# Exercise brief
Write out the listing in full, matching it word for word.
◇ ◇ ◇
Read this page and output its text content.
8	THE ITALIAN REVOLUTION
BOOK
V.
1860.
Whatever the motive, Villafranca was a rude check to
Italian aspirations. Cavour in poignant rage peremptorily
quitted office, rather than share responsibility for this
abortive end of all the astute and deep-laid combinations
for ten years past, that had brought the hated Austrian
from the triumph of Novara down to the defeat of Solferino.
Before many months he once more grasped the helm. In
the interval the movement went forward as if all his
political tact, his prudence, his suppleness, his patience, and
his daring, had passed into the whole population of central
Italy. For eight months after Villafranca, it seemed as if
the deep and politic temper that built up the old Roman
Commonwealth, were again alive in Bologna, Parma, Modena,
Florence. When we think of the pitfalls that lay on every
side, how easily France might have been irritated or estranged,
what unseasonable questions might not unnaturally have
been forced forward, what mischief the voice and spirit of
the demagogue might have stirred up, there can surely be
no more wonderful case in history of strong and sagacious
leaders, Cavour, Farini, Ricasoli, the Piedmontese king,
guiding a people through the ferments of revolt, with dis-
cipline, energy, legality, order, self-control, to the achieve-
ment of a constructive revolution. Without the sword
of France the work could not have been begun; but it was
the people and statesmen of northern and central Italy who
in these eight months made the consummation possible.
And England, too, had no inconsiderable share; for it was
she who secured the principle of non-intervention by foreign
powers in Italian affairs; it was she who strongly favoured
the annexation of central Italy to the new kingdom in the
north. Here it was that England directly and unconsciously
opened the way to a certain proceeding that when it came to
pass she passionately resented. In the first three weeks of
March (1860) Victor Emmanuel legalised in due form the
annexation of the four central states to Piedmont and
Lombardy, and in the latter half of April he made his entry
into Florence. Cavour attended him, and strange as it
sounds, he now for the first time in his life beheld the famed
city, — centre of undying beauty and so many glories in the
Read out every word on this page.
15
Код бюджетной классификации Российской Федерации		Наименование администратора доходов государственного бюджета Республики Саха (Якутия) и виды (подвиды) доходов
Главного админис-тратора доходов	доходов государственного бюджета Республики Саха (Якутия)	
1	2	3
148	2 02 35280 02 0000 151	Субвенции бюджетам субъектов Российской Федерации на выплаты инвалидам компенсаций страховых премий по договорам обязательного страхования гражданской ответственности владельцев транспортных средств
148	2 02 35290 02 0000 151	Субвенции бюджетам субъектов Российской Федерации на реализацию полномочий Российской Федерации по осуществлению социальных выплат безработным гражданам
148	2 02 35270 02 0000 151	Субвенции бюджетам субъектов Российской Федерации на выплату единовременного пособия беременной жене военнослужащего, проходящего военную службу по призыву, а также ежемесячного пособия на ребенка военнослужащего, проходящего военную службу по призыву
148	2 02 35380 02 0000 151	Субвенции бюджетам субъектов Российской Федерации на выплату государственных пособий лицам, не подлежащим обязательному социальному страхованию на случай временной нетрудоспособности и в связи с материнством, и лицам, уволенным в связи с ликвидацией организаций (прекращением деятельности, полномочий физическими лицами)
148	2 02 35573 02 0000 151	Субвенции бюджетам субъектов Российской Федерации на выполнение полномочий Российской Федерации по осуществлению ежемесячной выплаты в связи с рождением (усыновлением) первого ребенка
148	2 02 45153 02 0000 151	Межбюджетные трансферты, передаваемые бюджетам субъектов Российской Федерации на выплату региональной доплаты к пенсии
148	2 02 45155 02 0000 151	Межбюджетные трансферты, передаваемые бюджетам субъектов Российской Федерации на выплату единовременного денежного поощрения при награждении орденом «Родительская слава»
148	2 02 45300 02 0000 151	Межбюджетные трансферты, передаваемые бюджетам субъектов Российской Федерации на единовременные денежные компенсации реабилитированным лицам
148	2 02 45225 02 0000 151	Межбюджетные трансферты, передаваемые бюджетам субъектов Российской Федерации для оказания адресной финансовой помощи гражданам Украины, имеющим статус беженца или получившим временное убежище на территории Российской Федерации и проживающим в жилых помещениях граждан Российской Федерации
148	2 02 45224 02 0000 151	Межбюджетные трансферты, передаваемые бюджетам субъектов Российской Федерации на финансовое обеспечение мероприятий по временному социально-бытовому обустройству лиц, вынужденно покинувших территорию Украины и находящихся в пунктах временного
◇ ◇ ◇
# Exercise result
Read this page and output its text content.
8	THE ITALIAN REVOLUTION
BOOK
V.
1860.
Whatever the motive, Villafranca was a rude check to
Italian aspirations. Cavour in poignant rage peremptorily
quitted office, rather than share responsibility for this
abortive end of all the astute and deep-laid combinations
for ten years past, that had brought the hated Austrian
from the triumph of Novara down to the defeat of Solferino.
Before many months he once more grasped the helm. In
the interval the movement went forward as if all his
political tact, his prudence, his suppleness, his patience, and
his daring, had passed into the whole population of central
Italy. For eight months after Villafranca, it seemed as if
the deep and politic temper that built up the old Roman
Commonwealth, were again alive in Bologna, Parma, Modena,
Florence. When we think of the pitfalls that lay on every
side, how easily France might have been irritated or estranged,
what unseasonable questions might not unnaturally have
been forced forward, what mischief the voice and spirit of
the demagogue might have stirred up, there can surely be
no more wonderful case in history of strong and sagacious
leaders, Cavour, Farini, Ricasoli, the Piedmontese king,
guiding a people through the ferments of revolt, with dis-
cipline, energy, legality, order, self-control, to the achieve-
ment of a constructive revolution. Without the sword
of France the work could not have been begun; but it was
the people and statesmen of northern and central Italy who
in these eight months made the consummation possible.
And England, too, had no inconsiderable share; for it was
she who secured the principle of non-intervention by foreign
powers in Italian affairs; it was she who strongly favoured
the annexation of central Italy to the new kingdom in the
north. Here it was that England directly and unconsciously
opened the way to a certain proceeding that when it came to
pass she passionately resented. In the first three weeks of
March (1860) Victor Emmanuel legalised in due form the
annexation of the four central states to Piedmont and
Lombardy, and in the latter half of April he made his entry
into Florence. Cavour attended him, and strange as it
sounds, he now for the first time in his life beheld the famed
city, — centre of undying beauty and so many glories in the
Read out every word on this page.
15
Код бюджетной классификации Российской Федерации		Наименование администратора доходов государственного бюджета Республики Саха (Якутия) и виды (подвиды) доходов
Главного админис-тратора доходов	доходов государственного бюджета Республики Саха (Якутия)	
1	2	3
148	2 02 35280 02 0000 151	Субвенции бюджетам субъектов Российской Федерации на выплаты инвалидам компенсаций страховых премий по договорам обязательного страхования гражданской ответственности владельцев транспортных средств
148	2 02 35290 02 0000 151	Субвенции бюджетам субъектов Российской Федерации на реализацию полномочий Российской Федерации по осуществлению социальных выплат безработным гражданам
148	2 02 35270 02 0000 151	Субвенции бюджетам субъектов Российской Федерации на выплату единовременного пособия беременной жене военнослужащего, проходящего военную службу по призыву, а также ежемесячного пособия на ребенка военнослужащего, проходящего военную службу по призыву
148	2 02 35380 02 0000 151	Субвенции бюджетам субъектов Российской Федерации на выплату государственных пособий лицам, не подлежащим обязательному социальному страхованию на случай временной нетрудоспособности и в связи с материнством, и лицам, уволенным в связи с ликвидацией организаций (прекращением деятельности, полномочий физическими лицами)
148	2 02 35573 02 0000 151	Субвенции бюджетам субъектов Российской Федерации на выполнение полномочий Российской Федерации по осуществлению ежемесячной выплаты в связи с рождением (усыновлением) первого ребенка
148	2 02 45153 02 0000 151	Межбюджетные трансферты, передаваемые бюджетам субъектов Российской Федерации на выплату региональной доплаты к пенсии
148	2 02 45155 02 0000 151	Межбюджетные трансферты, передаваемые бюджетам субъектов Российской Федерации на выплату единовременного денежного поощрения при награждении орденом «Родительская слава»
148	2 02 45300 02 0000 151	Межбюджетные трансферты, передаваемые бюджетам субъектов Российской Федерации на единовременные денежные компенсации реабилитированным лицам
148	2 02 45225 02 0000 151	Межбюджетные трансферты, передаваемые бюджетам субъектов Российской Федерации для оказания адресной финансовой помощи гражданам Украины, имеющим статус беженца или получившим временное убежище на территории Российской Федерации и проживающим в жилых помещениях граждан Российской Федерации
148	2 02 45224 02 0000 151	Межбюджетные трансферты, передаваемые бюджетам субъектов Российской Федерации на финансовое обеспечение мероприятий по временному социально-бытовому обустройству лиц, вынужденно покинувших территорию Украины и находящихся в пунктах временного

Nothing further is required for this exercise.